Items from a dataset
· · · · · · ·
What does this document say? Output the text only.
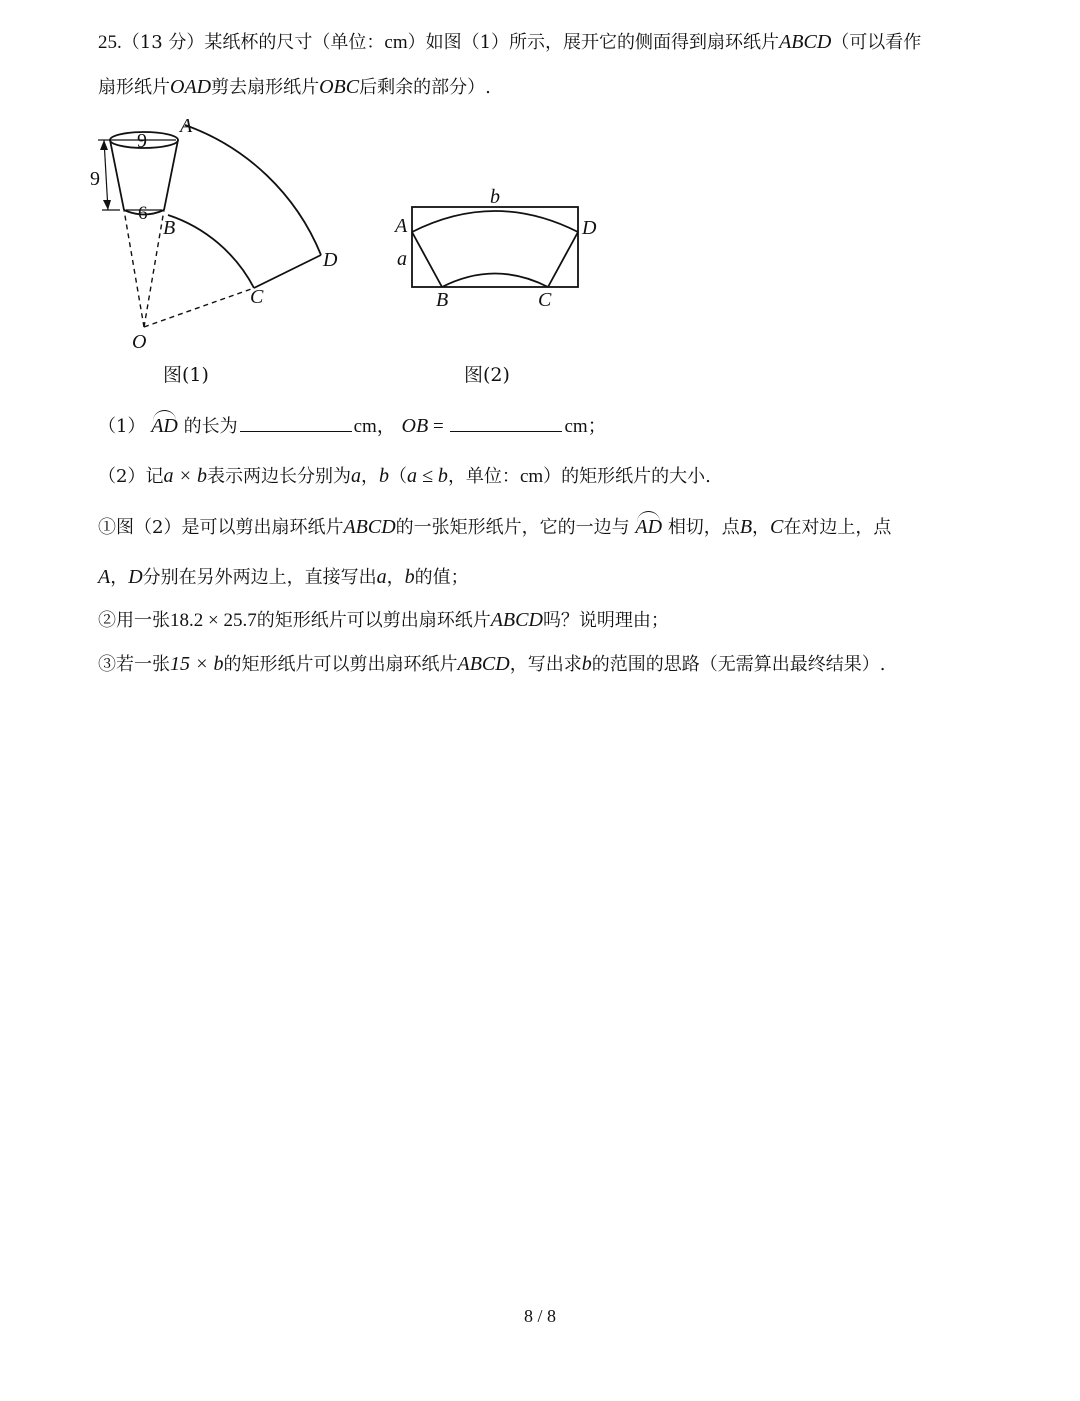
25.（13 分）某纸杯的尺寸（单位：cm）如图（1）所示，展开它的侧面得到扇环纸片ABCD（可以看作
扇形纸片OAD剪去扇形纸片OBC后剩余的部分）.
9
9
6
A
B
C
D
O
b
A	D
a
B	C
图(1)	图(2)
（1） AD 的长为	cm， OB =	cm；
（2）记a × b表示两边长分别为a，b（a ≤ b，单位：cm）的矩形纸片的大小.
①图（2）是可以剪出扇环纸片ABCD的一张矩形纸片，它的一边与 AD 相切，点B，C在对边上，点
A，D分别在另外两边上，直接写出a，b的值；
②用一张18.2 × 25.7的矩形纸片可以剪出扇环纸片ABCD吗？说明理由；
③若一张15 × b的矩形纸片可以剪出扇环纸片ABCD，写出求b的范围的思路（无需算出最终结果）.
8 / 8
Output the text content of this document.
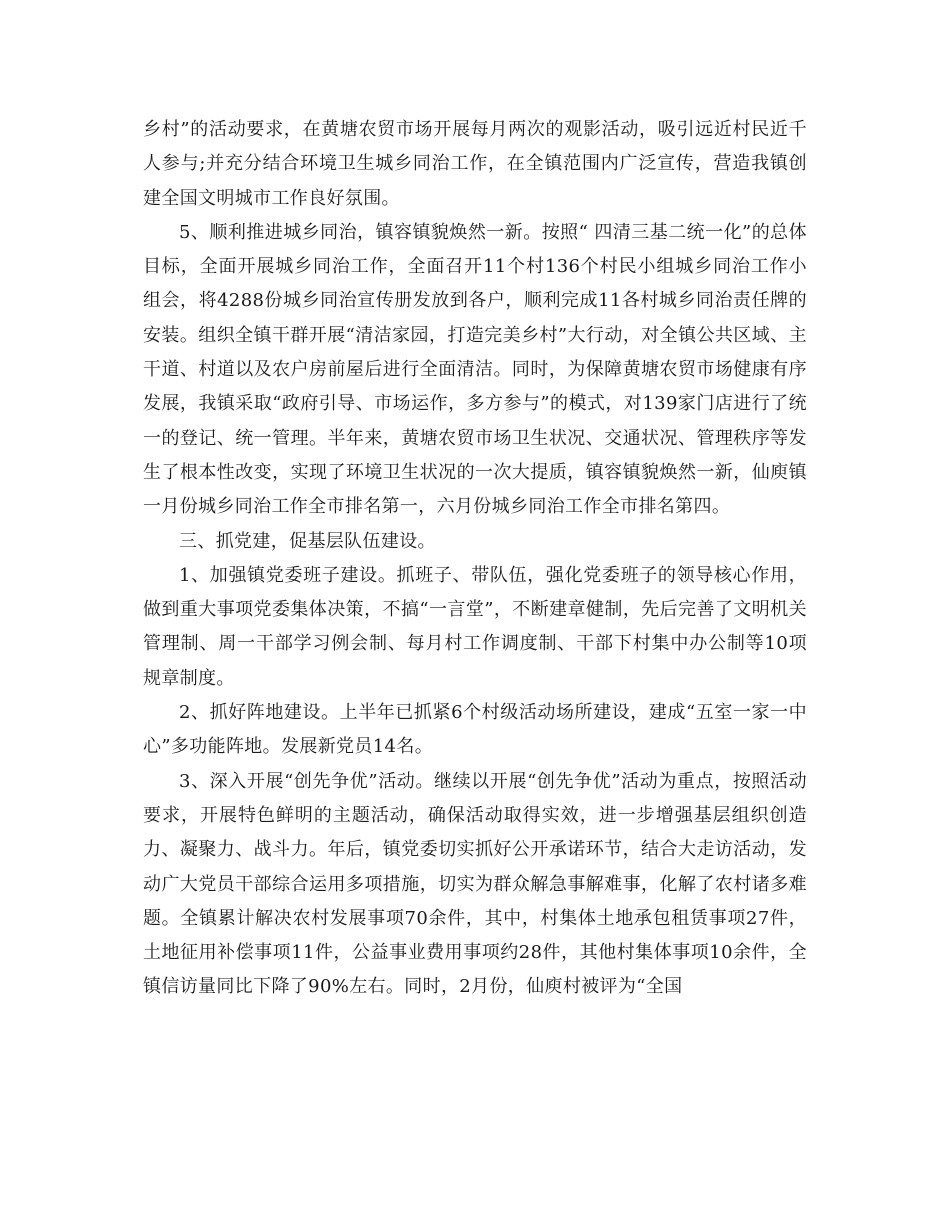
乡村”的活动要求，在黄塘农贸市场开展每月两次的观影活动，吸引远近村民近千人参与;并充分结合环境卫生城乡同治工作，在全镇范围内广泛宣传，营造我镇创建全国文明城市工作良好氛围。

5、顺利推进城乡同治，镇容镇貌焕然一新。按照“ 四清三基二统一化”的总体目标，全面开展城乡同治工作，全面召开11个村136个村民小组城乡同治工作小组会，将4288份城乡同治宣传册发放到各户，顺利完成11各村城乡同治责任牌的安装。组织全镇干群开展“清洁家园，打造完美乡村”大行动，对全镇公共区域、主干道、村道以及农户房前屋后进行全面清洁。同时，为保障黄塘农贸市场健康有序发展，我镇采取“政府引导、市场运作，多方参与”的模式，对139家门店进行了统一的登记、统一管理。半年来，黄塘农贸市场卫生状况、交通状况、管理秩序等发生了根本性改变，实现了环境卫生状况的一次大提质，镇容镇貌焕然一新，仙庾镇一月份城乡同治工作全市排名第一，六月份城乡同治工作全市排名第四。

三、抓党建，促基层队伍建设。

1、加强镇党委班子建设。抓班子、带队伍，强化党委班子的领导核心作用，做到重大事项党委集体决策，不搞“一言堂”，不断建章健制，先后完善了文明机关管理制、周一干部学习例会制、每月村工作调度制、干部下村集中办公制等10项规章制度。

2、抓好阵地建设。上半年已抓紧6个村级活动场所建设，建成“五室一家一中心”多功能阵地。发展新党员14名。

3、深入开展“创先争优”活动。继续以开展“创先争优”活动为重点，按照活动要求，开展特色鲜明的主题活动，确保活动取得实效，进一步增强基层组织创造力、凝聚力、战斗力。年后，镇党委切实抓好公开承诺环节，结合大走访活动，发动广大党员干部综合运用多项措施，切实为群众解急事解难事，化解了农村诸多难题。全镇累计解决农村发展事项70余件，其中，村集体土地承包租赁事项27件，土地征用补偿事项11件，公益事业费用事项约28件，其他村集体事项10余件，全镇信访量同比下降了90%左右。同时，2月份，仙庾村被评为“全国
· · · · · · ·
WHAT THE TASK ASKS
For the data above, state how many lines contain "this"; the number is the whole answer.

COMPLETE OUTPUT
2